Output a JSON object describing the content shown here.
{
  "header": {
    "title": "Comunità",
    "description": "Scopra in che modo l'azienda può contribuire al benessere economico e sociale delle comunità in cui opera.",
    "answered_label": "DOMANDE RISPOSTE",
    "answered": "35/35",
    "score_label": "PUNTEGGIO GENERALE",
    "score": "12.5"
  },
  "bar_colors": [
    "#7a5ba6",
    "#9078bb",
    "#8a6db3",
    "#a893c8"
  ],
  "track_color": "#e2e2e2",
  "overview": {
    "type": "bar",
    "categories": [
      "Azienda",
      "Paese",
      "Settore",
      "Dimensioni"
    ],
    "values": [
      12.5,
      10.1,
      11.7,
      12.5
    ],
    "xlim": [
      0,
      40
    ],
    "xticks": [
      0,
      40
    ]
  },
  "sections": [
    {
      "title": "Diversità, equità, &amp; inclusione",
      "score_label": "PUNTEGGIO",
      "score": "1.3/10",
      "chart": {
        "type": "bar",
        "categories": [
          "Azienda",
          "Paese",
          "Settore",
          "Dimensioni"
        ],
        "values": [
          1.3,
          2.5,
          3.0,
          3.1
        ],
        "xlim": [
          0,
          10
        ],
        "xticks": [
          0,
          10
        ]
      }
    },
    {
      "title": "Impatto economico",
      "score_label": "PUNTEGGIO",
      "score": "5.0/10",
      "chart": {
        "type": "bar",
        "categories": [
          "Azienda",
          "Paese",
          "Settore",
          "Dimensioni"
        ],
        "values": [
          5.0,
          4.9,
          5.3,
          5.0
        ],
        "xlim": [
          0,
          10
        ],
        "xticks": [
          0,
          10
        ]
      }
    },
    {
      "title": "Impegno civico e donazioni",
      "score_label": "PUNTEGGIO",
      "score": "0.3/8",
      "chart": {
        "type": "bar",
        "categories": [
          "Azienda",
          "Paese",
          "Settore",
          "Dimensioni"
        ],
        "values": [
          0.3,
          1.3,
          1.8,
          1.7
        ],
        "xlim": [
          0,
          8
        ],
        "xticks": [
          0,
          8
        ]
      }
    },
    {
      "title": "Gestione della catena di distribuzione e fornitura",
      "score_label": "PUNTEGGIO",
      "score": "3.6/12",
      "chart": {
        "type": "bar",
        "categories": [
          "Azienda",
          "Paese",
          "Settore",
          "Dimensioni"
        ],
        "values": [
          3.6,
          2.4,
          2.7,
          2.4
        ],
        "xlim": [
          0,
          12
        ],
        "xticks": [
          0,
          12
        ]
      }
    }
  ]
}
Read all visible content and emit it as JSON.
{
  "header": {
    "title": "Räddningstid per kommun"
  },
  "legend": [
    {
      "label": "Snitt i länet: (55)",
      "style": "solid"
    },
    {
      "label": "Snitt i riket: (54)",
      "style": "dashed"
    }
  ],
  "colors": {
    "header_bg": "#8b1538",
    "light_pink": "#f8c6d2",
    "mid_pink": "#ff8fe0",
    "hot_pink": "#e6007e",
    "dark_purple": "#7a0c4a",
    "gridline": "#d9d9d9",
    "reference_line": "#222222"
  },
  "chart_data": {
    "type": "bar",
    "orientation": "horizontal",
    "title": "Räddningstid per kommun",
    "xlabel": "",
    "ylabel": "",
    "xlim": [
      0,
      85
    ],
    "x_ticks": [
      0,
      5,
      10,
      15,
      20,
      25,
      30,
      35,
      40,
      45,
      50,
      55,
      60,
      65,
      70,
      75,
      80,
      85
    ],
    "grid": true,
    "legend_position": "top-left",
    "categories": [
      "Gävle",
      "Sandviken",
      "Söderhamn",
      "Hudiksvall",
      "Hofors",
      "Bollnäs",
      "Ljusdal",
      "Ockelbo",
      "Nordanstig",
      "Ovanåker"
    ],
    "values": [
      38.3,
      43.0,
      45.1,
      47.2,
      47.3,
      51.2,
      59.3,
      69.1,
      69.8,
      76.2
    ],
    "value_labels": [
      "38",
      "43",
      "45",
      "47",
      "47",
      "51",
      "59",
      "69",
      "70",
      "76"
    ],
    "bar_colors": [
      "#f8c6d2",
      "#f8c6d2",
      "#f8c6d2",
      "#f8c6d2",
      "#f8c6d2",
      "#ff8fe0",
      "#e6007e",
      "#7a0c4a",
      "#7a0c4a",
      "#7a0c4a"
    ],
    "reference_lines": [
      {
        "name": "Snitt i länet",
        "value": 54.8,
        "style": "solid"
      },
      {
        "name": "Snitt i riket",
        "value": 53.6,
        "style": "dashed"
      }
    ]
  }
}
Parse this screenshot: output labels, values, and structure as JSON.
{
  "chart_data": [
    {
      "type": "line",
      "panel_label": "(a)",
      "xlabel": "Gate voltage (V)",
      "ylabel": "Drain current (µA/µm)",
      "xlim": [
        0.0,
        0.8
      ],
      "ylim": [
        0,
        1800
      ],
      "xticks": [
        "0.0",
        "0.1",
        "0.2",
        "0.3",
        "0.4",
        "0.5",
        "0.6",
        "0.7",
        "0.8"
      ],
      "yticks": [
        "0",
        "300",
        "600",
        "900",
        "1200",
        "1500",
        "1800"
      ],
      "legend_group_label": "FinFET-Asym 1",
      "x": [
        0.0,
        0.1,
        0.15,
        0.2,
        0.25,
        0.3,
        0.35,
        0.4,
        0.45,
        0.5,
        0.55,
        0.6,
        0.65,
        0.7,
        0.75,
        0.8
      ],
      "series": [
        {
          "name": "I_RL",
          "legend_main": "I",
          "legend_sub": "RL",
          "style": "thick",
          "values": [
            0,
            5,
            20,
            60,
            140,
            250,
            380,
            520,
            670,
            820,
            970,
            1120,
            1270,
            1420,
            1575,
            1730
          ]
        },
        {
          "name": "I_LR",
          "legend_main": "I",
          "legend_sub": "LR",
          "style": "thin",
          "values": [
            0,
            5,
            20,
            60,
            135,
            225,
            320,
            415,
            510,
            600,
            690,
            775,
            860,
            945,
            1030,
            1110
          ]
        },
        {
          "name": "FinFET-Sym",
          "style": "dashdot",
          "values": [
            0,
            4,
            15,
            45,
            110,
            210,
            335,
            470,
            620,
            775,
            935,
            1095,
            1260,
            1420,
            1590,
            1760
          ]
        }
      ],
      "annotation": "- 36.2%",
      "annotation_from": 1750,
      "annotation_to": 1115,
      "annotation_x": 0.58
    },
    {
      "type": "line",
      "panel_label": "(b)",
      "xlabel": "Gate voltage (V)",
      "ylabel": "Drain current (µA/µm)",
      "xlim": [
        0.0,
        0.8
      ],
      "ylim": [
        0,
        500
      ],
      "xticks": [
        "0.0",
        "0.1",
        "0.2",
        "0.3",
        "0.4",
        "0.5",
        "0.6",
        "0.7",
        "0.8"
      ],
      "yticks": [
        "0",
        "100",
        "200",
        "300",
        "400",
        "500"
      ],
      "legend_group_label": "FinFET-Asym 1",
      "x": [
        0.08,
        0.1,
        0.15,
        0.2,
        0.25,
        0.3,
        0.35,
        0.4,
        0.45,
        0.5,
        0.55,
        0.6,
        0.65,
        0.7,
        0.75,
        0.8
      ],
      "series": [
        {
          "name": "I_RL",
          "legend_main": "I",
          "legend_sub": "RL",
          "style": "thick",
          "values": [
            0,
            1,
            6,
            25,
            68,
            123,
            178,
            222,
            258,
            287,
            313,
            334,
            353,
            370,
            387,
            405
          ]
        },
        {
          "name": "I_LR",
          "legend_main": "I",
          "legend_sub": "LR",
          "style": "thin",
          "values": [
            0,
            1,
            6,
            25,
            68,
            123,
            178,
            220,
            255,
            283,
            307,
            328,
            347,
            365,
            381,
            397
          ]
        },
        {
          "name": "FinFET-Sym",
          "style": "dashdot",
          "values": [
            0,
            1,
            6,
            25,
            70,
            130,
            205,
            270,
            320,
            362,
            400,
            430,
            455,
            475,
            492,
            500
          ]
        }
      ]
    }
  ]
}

• SET EXERCISE:
Locate each line containing the string "Räddningstid" and show it.

• REPLY TO THE TASK:
    "title": "Räddningstid per kommun"
    "title": "Räddningstid per kommun",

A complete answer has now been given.